Exercise requirements |
All of the listing below must be repeated word for word. Pictures are the only thing to omit.

Begin Records to use

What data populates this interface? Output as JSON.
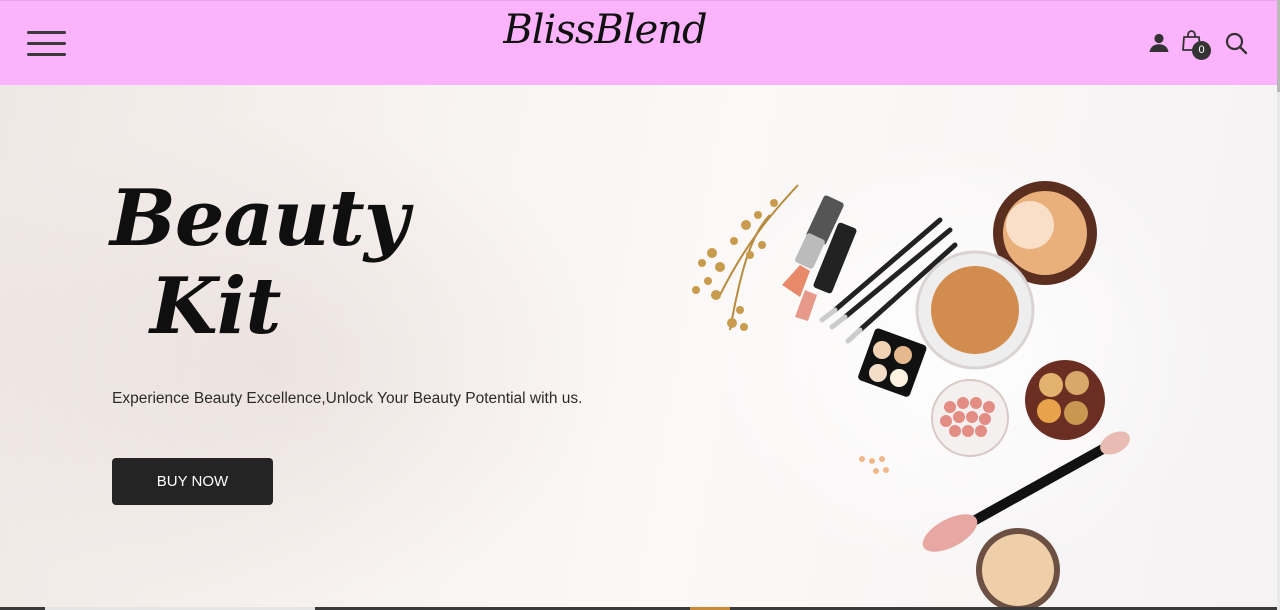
{
  "header": {
    "brand": "BlissBlend",
    "cart_count": "0",
    "icons": [
      "menu-icon",
      "user-icon",
      "shopping-bag-icon",
      "search-icon"
    ],
    "background_color": "#fbb3fb"
  },
  "hero": {
    "title_line1": "Beauty",
    "title_line2": "Kit",
    "tagline": "Experience Beauty Excellence,Unlock Your Beauty Potential with us.",
    "cta_label": "BUY NOW"
  }
}
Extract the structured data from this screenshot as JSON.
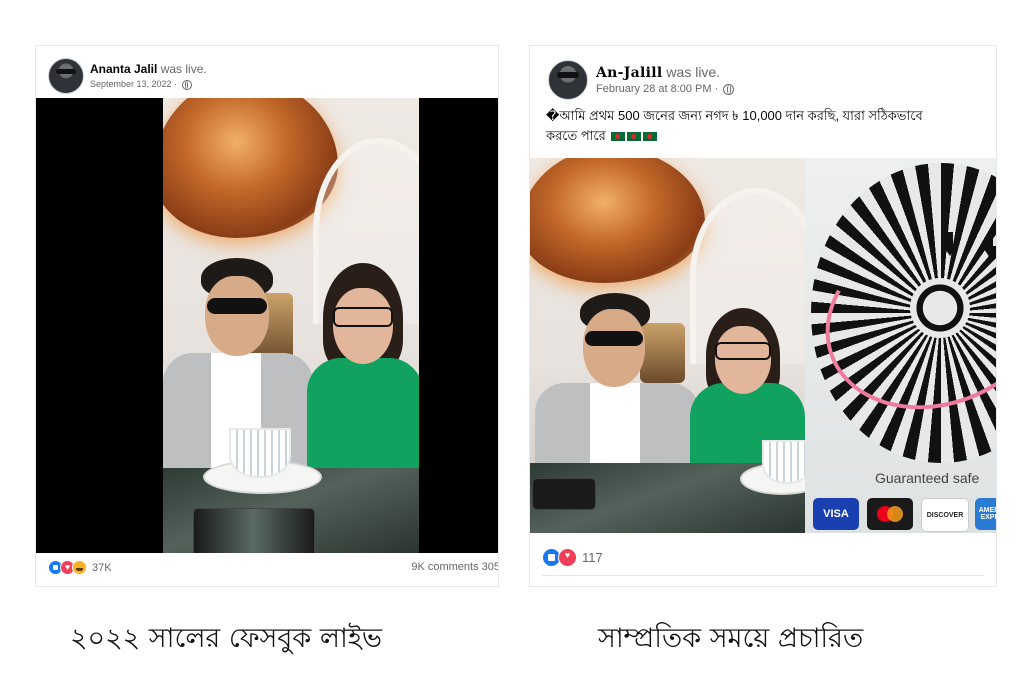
{
  "left_post": {
    "author": "Ananta Jalil",
    "status": "was live.",
    "date": "September 13, 2022 ·",
    "reaction_count": "37K",
    "comments": "9K comments  305"
  },
  "right_post": {
    "author": "An-Jalill",
    "status": "was live.",
    "date": "February 28 at 8:00 PM ·",
    "caption_line1": "�আমি প্রথম 500 জনের জন্য নগদ ৳ 10,000 দান করছি, যারা সঠিকভাবে",
    "caption_line2": "করতে পারে",
    "reaction_count": "117",
    "ad_text": "Guaranteed safe",
    "card_labels": {
      "visa": "VISA",
      "discover": "DISCOVER",
      "amex": "AMERI EXPR"
    }
  },
  "captions": {
    "left": "২০২২ সালের ফেসবুক লাইভ",
    "right": "সাম্প্রতিক সময়ে প্রচারিত"
  },
  "icons": {
    "privacy": "globe-icon",
    "reactions": [
      "like-icon",
      "love-icon",
      "haha-icon"
    ],
    "flag": "bangladesh-flag-icon"
  },
  "colors": {
    "facebook_blue": "#1877f2",
    "love_red": "#f33e58",
    "meta_gray": "#65676b",
    "dress_green": "#11a25f"
  }
}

End Records to use

Response |
What data populates this interface? Output as JSON.
{
  "header": {
    "brand": "BlissBlend",
    "cart_count": "0",
    "icons": [
      "menu-icon",
      "user-icon",
      "shopping-bag-icon",
      "search-icon"
    ],
    "background_color": "#fbb3fb"
  },
  "hero": {
    "title_line1": "Beauty",
    "title_line2": "Kit",
    "tagline": "Experience Beauty Excellence,Unlock Your Beauty Potential with us.",
    "cta_label": "BUY NOW"
  }
}
Extract the structured data from this screenshot as JSON.
{
  "left_post": {
    "author": "Ananta Jalil",
    "status": "was live.",
    "date": "September 13, 2022 ·",
    "reaction_count": "37K",
    "comments": "9K comments  305"
  },
  "right_post": {
    "author": "An-Jalill",
    "status": "was live.",
    "date": "February 28 at 8:00 PM ·",
    "caption_line1": "�আমি প্রথম 500 জনের জন্য নগদ ৳ 10,000 দান করছি, যারা সঠিকভাবে",
    "caption_line2": "করতে পারে",
    "reaction_count": "117",
    "ad_text": "Guaranteed safe",
    "card_labels": {
      "visa": "VISA",
      "discover": "DISCOVER",
      "amex": "AMERI EXPR"
    }
  },
  "captions": {
    "left": "২০২২ সালের ফেসবুক লাইভ",
    "right": "সাম্প্রতিক সময়ে প্রচারিত"
  },
  "icons": {
    "privacy": "globe-icon",
    "reactions": [
      "like-icon",
      "love-icon",
      "haha-icon"
    ],
    "flag": "bangladesh-flag-icon"
  },
  "colors": {
    "facebook_blue": "#1877f2",
    "love_red": "#f33e58",
    "meta_gray": "#65676b",
    "dress_green": "#11a25f"
  }
}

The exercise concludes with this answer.